= Written tasks =
1 > From the Tyrese Gibson piece, copy out word for word the passage that begins at "If that’s not" and stops after "drama Baby Boy.".
2 > According to the Tyrese Gibson piece, who directed the short film "Shame"?

The world already got a significant dose of Tyrese Gibson in 2015 in the form of Furious 7, the April release that was his fourth entry in the indomitable Fast and the Furious series — one of two multi-billion-dollar movie franchises with which he’s associated, the other being the Transformers films. But to experience the more personal and less literally steely side of Tyrese, you’ll have to pick up Black Rose, which includes two stylistically distinct discs devoted to breaking down his R&B and hip-hop sides.

Do note that this window into his musical soul is a limited-time offer, as they say. Because Tyrese has declared that Black Rose is his last solo album, ever. He’s well aware that 36 is a little bit shy of retiring age, but he’s quite serious about calling it quits on a recording career, and using Black Rose to go out on a high.

“It’s definitely not a PR stunt,” Tyrese emphasizes. “When I say it’s my last, that’s exactly what I mean. I’ll still jump on a song. I’ll do a collaboration. I might do another album with TGT, with Ginuwine and Tank. But as far as solo records, this is it for me.”

You don’t know Tyrese if you don’t expect him to make his exit from music-making with a bang. To that end, he’s exhausting everything in his musical arsenal.

“I’m hoping to make history,” he declares. “I’m hoping to be the first person ever to have unleashed this level of content all at one time in the history of show business.” By that he means not just his presence on platforms like Instagram, Twitter, and Facebook, which is already unfiltered, daily, and robust, but other multi-media releases that will be attendant with the new album.

“I’m giving ‘em a double album: one side with me rapping, the other side with me singing. I’m giving them a book” (his follow-up to his previous two New York Times bestsellers, How to Get Out of Your Own Way and Manology). “And I’m giving them an audio version of the book, which I’m going to put music underneath, using instrumentals from my double album along some original music that we’re going to score.”

If that’s not enough, throw in a sure-to-be-buzzed-about short film: “Shame,” a 22-minute Paul Hunter-directed mini-movie built around the intensely emotional ballad of the same name. Playing a troubled R&B bandleader from a bygone era, Tyrese co-stars with Jennifer Hudson, who portrays his long-suffering wife and backup singer. In “Shame,” the fictional Tyrese abuses substances and women alike. It’s a self-generated role that takes Gibson back to his gritty origins as an actor, when he first made an impression as Jody in John Singleton’s 2001 drama Baby Boy.

= Data =
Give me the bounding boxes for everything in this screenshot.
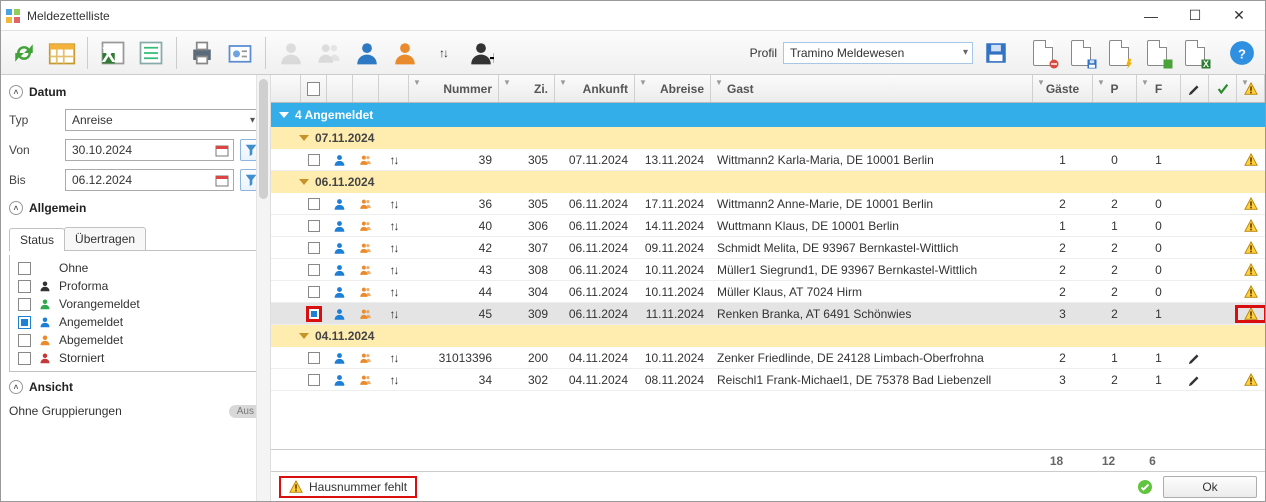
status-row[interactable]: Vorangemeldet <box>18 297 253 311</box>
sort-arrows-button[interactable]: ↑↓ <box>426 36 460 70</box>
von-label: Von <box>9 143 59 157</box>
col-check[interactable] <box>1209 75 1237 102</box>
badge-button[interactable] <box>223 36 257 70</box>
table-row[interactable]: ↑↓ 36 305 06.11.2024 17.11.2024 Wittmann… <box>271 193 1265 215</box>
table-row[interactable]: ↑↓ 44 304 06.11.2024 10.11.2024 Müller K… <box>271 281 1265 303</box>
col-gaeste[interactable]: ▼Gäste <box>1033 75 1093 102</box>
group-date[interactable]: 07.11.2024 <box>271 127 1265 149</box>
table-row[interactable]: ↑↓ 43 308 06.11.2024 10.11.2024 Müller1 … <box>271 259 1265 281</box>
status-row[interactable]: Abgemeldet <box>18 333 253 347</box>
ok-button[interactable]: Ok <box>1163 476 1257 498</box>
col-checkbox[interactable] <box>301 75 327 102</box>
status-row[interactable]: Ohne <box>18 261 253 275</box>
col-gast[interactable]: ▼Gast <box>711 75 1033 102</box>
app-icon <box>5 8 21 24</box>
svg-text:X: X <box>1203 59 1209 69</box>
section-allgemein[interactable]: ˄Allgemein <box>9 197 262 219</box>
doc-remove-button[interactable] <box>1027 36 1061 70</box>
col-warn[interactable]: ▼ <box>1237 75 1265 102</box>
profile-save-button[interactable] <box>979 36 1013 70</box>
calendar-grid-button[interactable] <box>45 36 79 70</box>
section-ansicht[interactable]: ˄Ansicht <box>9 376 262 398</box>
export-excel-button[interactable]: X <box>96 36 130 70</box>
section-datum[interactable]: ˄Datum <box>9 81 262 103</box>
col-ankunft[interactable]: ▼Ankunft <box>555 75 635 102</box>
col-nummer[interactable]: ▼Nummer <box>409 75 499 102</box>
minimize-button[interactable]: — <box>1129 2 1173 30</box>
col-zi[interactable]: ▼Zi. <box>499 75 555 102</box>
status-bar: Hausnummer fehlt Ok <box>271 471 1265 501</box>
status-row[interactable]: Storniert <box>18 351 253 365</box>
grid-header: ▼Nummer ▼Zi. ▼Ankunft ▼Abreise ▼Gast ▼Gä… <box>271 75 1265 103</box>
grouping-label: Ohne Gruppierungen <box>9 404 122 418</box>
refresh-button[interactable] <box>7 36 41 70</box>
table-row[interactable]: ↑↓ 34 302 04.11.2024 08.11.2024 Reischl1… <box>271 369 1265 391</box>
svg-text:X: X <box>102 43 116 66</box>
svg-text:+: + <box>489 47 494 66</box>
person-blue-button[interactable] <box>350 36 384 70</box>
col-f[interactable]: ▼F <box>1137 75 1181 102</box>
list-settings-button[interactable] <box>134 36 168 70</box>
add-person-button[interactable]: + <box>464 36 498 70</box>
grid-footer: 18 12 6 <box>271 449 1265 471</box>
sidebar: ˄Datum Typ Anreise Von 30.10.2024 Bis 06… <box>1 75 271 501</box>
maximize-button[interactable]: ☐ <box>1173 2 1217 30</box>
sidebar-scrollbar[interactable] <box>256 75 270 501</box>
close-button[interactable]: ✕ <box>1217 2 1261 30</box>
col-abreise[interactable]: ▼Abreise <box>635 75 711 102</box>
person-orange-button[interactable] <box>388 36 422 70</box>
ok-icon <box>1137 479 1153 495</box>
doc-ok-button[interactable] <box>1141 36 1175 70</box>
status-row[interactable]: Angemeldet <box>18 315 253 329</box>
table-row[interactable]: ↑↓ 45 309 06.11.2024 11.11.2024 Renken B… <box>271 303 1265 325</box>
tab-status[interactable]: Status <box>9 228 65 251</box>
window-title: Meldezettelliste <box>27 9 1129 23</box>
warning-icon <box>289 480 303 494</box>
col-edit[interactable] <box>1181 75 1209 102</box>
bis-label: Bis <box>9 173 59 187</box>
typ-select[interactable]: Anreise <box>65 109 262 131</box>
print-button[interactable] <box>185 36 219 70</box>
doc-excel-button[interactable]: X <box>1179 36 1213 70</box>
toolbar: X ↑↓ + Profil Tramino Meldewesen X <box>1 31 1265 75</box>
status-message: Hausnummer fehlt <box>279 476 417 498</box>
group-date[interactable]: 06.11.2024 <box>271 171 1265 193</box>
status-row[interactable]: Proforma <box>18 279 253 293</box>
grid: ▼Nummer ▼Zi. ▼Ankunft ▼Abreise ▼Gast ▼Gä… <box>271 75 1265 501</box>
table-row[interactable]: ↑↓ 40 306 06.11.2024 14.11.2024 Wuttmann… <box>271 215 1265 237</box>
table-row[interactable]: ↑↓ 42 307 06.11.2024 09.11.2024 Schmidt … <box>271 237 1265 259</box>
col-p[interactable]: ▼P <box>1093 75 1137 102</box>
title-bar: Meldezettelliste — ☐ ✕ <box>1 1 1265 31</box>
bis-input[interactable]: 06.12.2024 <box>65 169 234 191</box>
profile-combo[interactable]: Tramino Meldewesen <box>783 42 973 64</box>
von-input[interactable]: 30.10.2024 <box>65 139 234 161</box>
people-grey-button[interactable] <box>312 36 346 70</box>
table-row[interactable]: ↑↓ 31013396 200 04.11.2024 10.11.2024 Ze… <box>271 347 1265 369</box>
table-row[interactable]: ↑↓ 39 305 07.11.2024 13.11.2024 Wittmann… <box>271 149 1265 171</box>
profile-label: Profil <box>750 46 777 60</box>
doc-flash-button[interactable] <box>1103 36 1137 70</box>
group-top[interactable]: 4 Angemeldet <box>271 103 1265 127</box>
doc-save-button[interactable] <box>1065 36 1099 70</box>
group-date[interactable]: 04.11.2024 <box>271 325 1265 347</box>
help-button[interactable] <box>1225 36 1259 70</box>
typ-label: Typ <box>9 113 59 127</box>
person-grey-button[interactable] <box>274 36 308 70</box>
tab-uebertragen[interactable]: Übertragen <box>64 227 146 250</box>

= Task results =
1 >
If that’s not enough, throw in a sure-to-be-buzzed-about short film: “Shame,” a 22-minute Paul Hunter-directed mini-movie built around the intensely emotional ballad of the same name. Playing a troubled R&B bandleader from a bygone era, Tyrese co-stars with Jennifer Hudson, who portrays his long-suffering wife and backup singer. In “Shame,” the fictional Tyrese abuses substances and women alike. It’s a self-generated role that takes Gibson back to his gritty origins as an actor, when he first made an impression as Jody in John Singleton’s 2001 drama Baby Boy.

2 > Paul Hunter